(Data items)
((

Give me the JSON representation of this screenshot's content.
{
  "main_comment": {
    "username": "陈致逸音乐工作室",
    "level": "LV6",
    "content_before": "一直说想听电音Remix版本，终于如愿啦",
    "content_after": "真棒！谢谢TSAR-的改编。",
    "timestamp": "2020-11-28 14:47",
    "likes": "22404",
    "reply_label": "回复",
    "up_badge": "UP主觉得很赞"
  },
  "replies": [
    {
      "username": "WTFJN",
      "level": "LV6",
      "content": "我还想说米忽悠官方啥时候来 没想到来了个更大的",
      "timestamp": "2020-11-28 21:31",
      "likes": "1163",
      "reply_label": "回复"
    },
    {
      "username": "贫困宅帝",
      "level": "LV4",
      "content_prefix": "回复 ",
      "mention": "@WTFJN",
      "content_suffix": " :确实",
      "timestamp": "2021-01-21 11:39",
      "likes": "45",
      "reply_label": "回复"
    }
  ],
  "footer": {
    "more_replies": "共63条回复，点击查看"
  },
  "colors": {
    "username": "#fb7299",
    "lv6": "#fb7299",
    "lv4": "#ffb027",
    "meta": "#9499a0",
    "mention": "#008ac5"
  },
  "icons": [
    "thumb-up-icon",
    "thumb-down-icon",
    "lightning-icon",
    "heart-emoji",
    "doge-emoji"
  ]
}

))

* **Your instructions**: The entries above must be returned in full, exactly as shown.

* **Final result**:
Give me the JSON representation of this screenshot's content.
{
  "main_comment": {
    "username": "陈致逸音乐工作室",
    "level": "LV6",
    "content_before": "一直说想听电音Remix版本，终于如愿啦",
    "content_after": "真棒！谢谢TSAR-的改编。",
    "timestamp": "2020-11-28 14:47",
    "likes": "22404",
    "reply_label": "回复",
    "up_badge": "UP主觉得很赞"
  },
  "replies": [
    {
      "username": "WTFJN",
      "level": "LV6",
      "content": "我还想说米忽悠官方啥时候来 没想到来了个更大的",
      "timestamp": "2020-11-28 21:31",
      "likes": "1163",
      "reply_label": "回复"
    },
    {
      "username": "贫困宅帝",
      "level": "LV4",
      "content_prefix": "回复 ",
      "mention": "@WTFJN",
      "content_suffix": " :确实",
      "timestamp": "2021-01-21 11:39",
      "likes": "45",
      "reply_label": "回复"
    }
  ],
  "footer": {
    "more_replies": "共63条回复，点击查看"
  },
  "colors": {
    "username": "#fb7299",
    "lv6": "#fb7299",
    "lv4": "#ffb027",
    "meta": "#9499a0",
    "mention": "#008ac5"
  },
  "icons": [
    "thumb-up-icon",
    "thumb-down-icon",
    "lightning-icon",
    "heart-emoji",
    "doge-emoji"
  ]
}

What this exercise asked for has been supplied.